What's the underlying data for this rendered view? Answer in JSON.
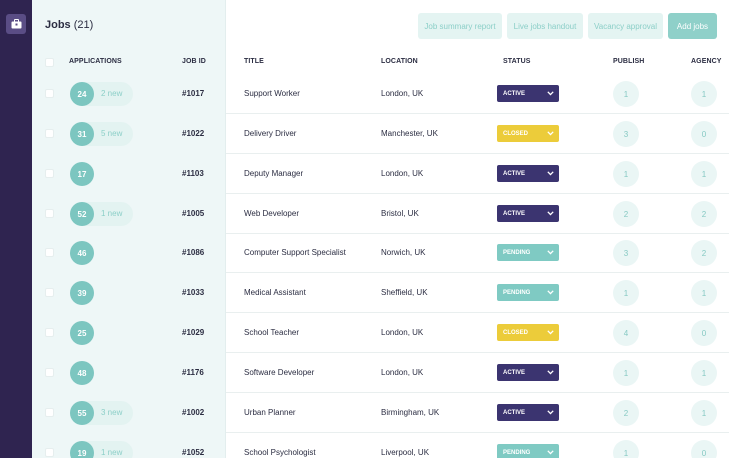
{
  "header": {
    "title": "Jobs",
    "count": "(21)",
    "buttons": {
      "job_summary": "Job summary report",
      "live_handout": "Live jobs handout",
      "vacancy_approval": "Vacancy approval",
      "add_jobs": "Add jobs"
    }
  },
  "columns": {
    "applications": "APPLICATIONS",
    "job_id": "JOB ID",
    "title": "TITLE",
    "location": "LOCATION",
    "status": "STATUS",
    "publish": "PUBLISH",
    "agency": "AGENCY"
  },
  "colors": {
    "sidebar": "#2f2450",
    "accent": "#7cc6c0",
    "active": "#3b3470",
    "closed": "#eccc3a",
    "pending": "#7fcac3"
  },
  "rows": [
    {
      "applications": "24",
      "new": "2 new",
      "job_id": "#1017",
      "title": "Support Worker",
      "location": "London, UK",
      "status": "ACTIVE",
      "publish": "1",
      "agency": "1"
    },
    {
      "applications": "31",
      "new": "5 new",
      "job_id": "#1022",
      "title": "Delivery Driver",
      "location": "Manchester, UK",
      "status": "CLOSED",
      "publish": "3",
      "agency": "0"
    },
    {
      "applications": "17",
      "new": "",
      "job_id": "#1103",
      "title": "Deputy Manager",
      "location": "London, UK",
      "status": "ACTIVE",
      "publish": "1",
      "agency": "1"
    },
    {
      "applications": "52",
      "new": "1 new",
      "job_id": "#1005",
      "title": "Web Developer",
      "location": "Bristol, UK",
      "status": "ACTIVE",
      "publish": "2",
      "agency": "2"
    },
    {
      "applications": "46",
      "new": "",
      "job_id": "#1086",
      "title": "Computer Support Specialist",
      "location": "Norwich, UK",
      "status": "PENDING",
      "publish": "3",
      "agency": "2"
    },
    {
      "applications": "39",
      "new": "",
      "job_id": "#1033",
      "title": "Medical Assistant",
      "location": "Sheffield, UK",
      "status": "PENDING",
      "publish": "1",
      "agency": "1"
    },
    {
      "applications": "25",
      "new": "",
      "job_id": "#1029",
      "title": "School Teacher",
      "location": "London, UK",
      "status": "CLOSED",
      "publish": "4",
      "agency": "0"
    },
    {
      "applications": "48",
      "new": "",
      "job_id": "#1176",
      "title": "Software Developer",
      "location": "London, UK",
      "status": "ACTIVE",
      "publish": "1",
      "agency": "1"
    },
    {
      "applications": "55",
      "new": "3 new",
      "job_id": "#1002",
      "title": "Urban Planner",
      "location": "Birmingham, UK",
      "status": "ACTIVE",
      "publish": "2",
      "agency": "1"
    },
    {
      "applications": "19",
      "new": "1 new",
      "job_id": "#1052",
      "title": "School Psychologist",
      "location": "Liverpool, UK",
      "status": "PENDING",
      "publish": "1",
      "agency": "0"
    }
  ]
}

==========

§ REQUIRED WORK:
Leave out the pictures and give the listing above again exactly.

§ SOLVED EXERCISE:
What's the underlying data for this rendered view? Answer in JSON.
{
  "header": {
    "title": "Jobs",
    "count": "(21)",
    "buttons": {
      "job_summary": "Job summary report",
      "live_handout": "Live jobs handout",
      "vacancy_approval": "Vacancy approval",
      "add_jobs": "Add jobs"
    }
  },
  "columns": {
    "applications": "APPLICATIONS",
    "job_id": "JOB ID",
    "title": "TITLE",
    "location": "LOCATION",
    "status": "STATUS",
    "publish": "PUBLISH",
    "agency": "AGENCY"
  },
  "colors": {
    "sidebar": "#2f2450",
    "accent": "#7cc6c0",
    "active": "#3b3470",
    "closed": "#eccc3a",
    "pending": "#7fcac3"
  },
  "rows": [
    {
      "applications": "24",
      "new": "2 new",
      "job_id": "#1017",
      "title": "Support Worker",
      "location": "London, UK",
      "status": "ACTIVE",
      "publish": "1",
      "agency": "1"
    },
    {
      "applications": "31",
      "new": "5 new",
      "job_id": "#1022",
      "title": "Delivery Driver",
      "location": "Manchester, UK",
      "status": "CLOSED",
      "publish": "3",
      "agency": "0"
    },
    {
      "applications": "17",
      "new": "",
      "job_id": "#1103",
      "title": "Deputy Manager",
      "location": "London, UK",
      "status": "ACTIVE",
      "publish": "1",
      "agency": "1"
    },
    {
      "applications": "52",
      "new": "1 new",
      "job_id": "#1005",
      "title": "Web Developer",
      "location": "Bristol, UK",
      "status": "ACTIVE",
      "publish": "2",
      "agency": "2"
    },
    {
      "applications": "46",
      "new": "",
      "job_id": "#1086",
      "title": "Computer Support Specialist",
      "location": "Norwich, UK",
      "status": "PENDING",
      "publish": "3",
      "agency": "2"
    },
    {
      "applications": "39",
      "new": "",
      "job_id": "#1033",
      "title": "Medical Assistant",
      "location": "Sheffield, UK",
      "status": "PENDING",
      "publish": "1",
      "agency": "1"
    },
    {
      "applications": "25",
      "new": "",
      "job_id": "#1029",
      "title": "School Teacher",
      "location": "London, UK",
      "status": "CLOSED",
      "publish": "4",
      "agency": "0"
    },
    {
      "applications": "48",
      "new": "",
      "job_id": "#1176",
      "title": "Software Developer",
      "location": "London, UK",
      "status": "ACTIVE",
      "publish": "1",
      "agency": "1"
    },
    {
      "applications": "55",
      "new": "3 new",
      "job_id": "#1002",
      "title": "Urban Planner",
      "location": "Birmingham, UK",
      "status": "ACTIVE",
      "publish": "2",
      "agency": "1"
    },
    {
      "applications": "19",
      "new": "1 new",
      "job_id": "#1052",
      "title": "School Psychologist",
      "location": "Liverpool, UK",
      "status": "PENDING",
      "publish": "1",
      "agency": "0"
    }
  ]
}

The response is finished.